■ What the task asks ■
Gather every line below where "symbol" appears.

■ Records to process ■
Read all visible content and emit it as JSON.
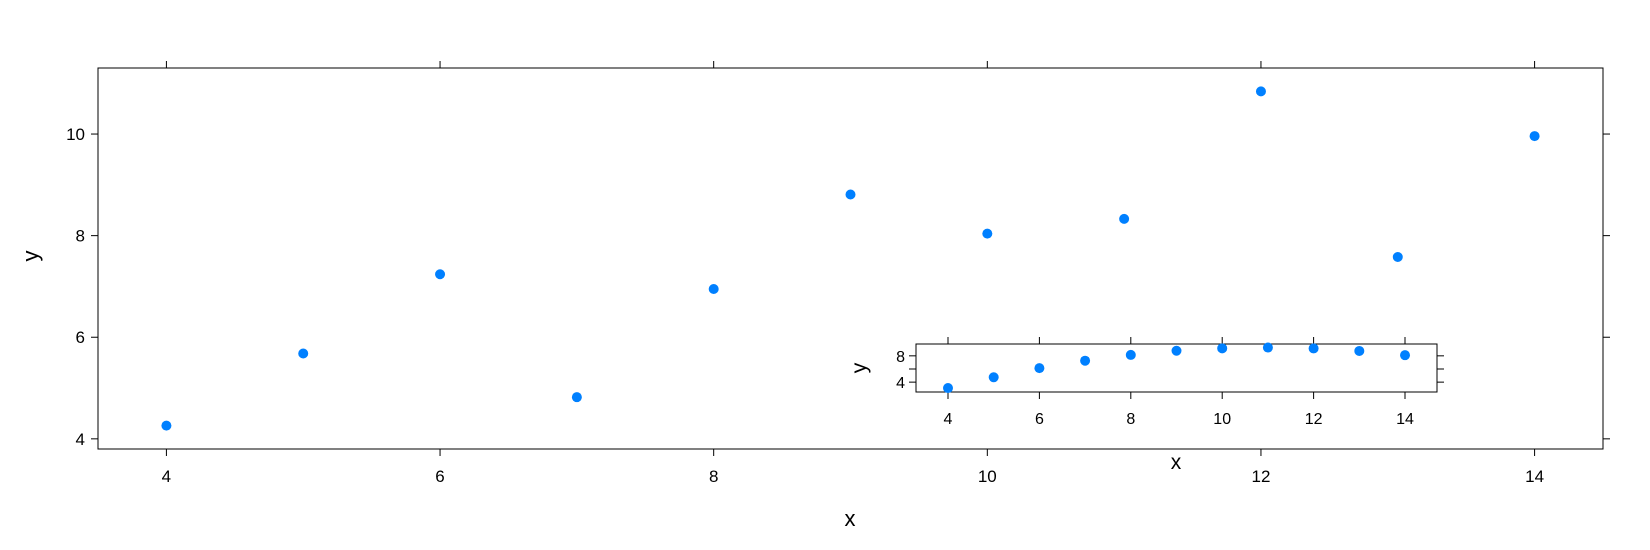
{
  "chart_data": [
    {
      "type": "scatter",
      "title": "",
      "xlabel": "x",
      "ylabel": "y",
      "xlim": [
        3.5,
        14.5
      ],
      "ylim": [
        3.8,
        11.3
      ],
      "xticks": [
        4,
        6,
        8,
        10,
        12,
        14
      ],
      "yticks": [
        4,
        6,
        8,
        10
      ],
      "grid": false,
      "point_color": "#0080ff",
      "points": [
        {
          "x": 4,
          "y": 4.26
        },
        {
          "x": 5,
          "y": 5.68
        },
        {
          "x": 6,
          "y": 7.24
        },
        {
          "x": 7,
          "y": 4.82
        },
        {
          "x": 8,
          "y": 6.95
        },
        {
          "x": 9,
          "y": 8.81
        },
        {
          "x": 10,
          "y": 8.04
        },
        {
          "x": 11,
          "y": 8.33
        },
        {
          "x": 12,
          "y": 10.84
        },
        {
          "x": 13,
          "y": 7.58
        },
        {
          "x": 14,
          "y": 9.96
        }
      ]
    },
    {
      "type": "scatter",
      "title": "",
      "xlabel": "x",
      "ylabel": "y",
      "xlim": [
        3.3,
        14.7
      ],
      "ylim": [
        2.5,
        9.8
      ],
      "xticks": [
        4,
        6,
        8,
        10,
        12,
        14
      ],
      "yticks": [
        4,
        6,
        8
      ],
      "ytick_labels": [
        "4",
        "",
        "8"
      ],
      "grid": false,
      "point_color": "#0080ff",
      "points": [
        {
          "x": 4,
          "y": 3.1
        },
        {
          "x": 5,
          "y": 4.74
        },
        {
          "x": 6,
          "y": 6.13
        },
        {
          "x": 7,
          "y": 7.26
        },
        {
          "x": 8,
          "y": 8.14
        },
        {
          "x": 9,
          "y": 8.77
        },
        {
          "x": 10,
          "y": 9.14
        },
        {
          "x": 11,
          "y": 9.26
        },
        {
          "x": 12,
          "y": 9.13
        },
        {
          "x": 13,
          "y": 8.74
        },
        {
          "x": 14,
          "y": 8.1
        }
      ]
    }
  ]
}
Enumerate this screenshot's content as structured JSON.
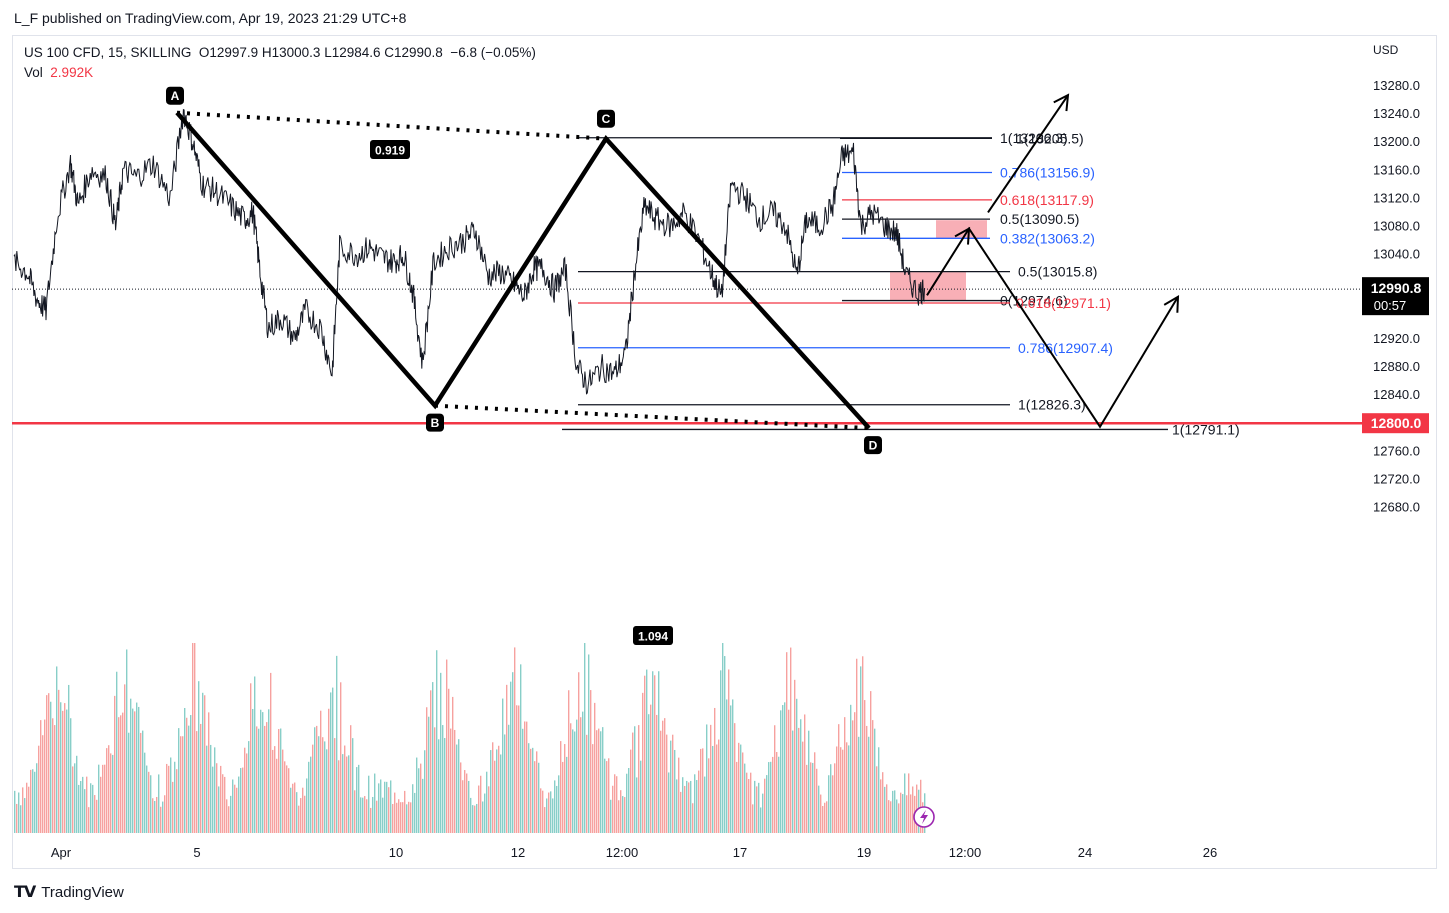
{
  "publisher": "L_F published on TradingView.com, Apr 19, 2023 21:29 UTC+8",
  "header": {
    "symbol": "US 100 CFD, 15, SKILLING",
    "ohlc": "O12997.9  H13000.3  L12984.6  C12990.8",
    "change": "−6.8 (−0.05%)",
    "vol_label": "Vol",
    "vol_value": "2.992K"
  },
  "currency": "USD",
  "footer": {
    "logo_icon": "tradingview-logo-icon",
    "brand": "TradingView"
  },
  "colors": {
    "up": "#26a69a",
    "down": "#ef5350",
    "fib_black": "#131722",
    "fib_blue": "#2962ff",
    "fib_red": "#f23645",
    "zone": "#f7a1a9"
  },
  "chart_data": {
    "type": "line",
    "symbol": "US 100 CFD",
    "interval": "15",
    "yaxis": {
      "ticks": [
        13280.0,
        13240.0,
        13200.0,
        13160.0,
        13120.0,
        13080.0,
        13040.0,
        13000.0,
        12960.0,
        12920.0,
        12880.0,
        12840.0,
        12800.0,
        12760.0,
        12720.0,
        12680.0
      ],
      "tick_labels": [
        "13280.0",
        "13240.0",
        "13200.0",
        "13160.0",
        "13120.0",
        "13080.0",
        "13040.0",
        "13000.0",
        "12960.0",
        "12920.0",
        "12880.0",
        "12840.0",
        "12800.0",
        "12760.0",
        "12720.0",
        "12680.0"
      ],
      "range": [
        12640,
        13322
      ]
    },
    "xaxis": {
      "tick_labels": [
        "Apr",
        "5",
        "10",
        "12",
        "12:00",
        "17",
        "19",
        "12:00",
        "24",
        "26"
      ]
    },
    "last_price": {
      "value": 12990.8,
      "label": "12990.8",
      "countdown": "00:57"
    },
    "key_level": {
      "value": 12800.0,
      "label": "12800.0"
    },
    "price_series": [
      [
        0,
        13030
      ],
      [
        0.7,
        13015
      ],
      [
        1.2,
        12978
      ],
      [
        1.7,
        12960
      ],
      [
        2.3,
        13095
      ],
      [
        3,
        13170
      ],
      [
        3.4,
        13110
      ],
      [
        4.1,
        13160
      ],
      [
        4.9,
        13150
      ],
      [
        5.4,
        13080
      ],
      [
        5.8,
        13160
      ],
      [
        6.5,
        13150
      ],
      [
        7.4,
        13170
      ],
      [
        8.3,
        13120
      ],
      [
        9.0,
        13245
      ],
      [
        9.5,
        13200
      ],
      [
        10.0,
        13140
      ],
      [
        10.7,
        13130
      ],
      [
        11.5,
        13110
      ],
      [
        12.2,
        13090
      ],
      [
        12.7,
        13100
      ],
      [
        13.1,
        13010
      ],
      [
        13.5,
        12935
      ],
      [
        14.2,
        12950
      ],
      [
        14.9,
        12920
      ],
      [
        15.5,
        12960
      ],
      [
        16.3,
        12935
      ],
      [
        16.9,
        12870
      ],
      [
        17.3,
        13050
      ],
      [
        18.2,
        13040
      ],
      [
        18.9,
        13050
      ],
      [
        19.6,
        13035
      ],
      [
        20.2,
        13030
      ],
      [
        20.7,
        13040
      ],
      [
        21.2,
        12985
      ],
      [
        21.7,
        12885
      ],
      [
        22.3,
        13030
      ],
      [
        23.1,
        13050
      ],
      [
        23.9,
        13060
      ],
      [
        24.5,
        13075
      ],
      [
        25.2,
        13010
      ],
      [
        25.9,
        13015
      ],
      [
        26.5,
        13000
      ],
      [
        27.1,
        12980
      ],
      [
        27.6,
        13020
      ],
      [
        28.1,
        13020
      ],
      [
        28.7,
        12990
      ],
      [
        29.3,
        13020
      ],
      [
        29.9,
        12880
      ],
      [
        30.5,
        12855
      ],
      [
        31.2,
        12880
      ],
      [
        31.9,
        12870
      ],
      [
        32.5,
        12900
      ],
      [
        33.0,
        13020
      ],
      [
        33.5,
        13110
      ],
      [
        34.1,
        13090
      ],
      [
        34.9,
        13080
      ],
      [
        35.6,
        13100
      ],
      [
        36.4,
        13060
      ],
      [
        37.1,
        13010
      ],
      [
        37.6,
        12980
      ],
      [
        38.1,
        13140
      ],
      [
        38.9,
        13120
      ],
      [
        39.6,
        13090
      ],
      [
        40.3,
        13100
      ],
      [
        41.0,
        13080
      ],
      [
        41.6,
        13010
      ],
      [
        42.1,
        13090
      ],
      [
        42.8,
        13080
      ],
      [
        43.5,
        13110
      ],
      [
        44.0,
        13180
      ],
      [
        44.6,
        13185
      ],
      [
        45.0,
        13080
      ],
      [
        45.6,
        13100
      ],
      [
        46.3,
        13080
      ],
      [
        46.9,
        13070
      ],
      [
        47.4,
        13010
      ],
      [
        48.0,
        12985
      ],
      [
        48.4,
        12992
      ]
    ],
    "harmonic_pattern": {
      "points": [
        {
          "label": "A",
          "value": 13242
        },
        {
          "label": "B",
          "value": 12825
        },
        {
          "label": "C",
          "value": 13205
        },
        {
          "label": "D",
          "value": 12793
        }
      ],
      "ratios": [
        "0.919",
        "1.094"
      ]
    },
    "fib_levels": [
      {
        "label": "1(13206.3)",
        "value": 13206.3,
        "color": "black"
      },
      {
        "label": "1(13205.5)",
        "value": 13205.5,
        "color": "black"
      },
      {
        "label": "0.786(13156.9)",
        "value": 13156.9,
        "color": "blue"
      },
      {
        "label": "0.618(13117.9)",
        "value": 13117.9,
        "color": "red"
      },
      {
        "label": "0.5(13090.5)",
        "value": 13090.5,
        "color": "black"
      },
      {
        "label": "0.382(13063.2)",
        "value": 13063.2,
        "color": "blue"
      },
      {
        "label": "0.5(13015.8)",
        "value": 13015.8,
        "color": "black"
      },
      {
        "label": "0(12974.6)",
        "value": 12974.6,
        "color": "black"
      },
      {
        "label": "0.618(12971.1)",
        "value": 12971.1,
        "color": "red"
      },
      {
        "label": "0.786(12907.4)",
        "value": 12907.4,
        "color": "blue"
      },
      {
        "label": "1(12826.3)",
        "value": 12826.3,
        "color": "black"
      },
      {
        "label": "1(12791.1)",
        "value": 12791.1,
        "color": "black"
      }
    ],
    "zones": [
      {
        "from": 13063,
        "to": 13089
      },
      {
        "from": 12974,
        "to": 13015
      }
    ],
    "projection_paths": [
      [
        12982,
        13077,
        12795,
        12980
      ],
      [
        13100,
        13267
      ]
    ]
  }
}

■ Task output ■
    "symbol": "US 100 CFD, 15, SKILLING",
    "symbol": "US 100 CFD",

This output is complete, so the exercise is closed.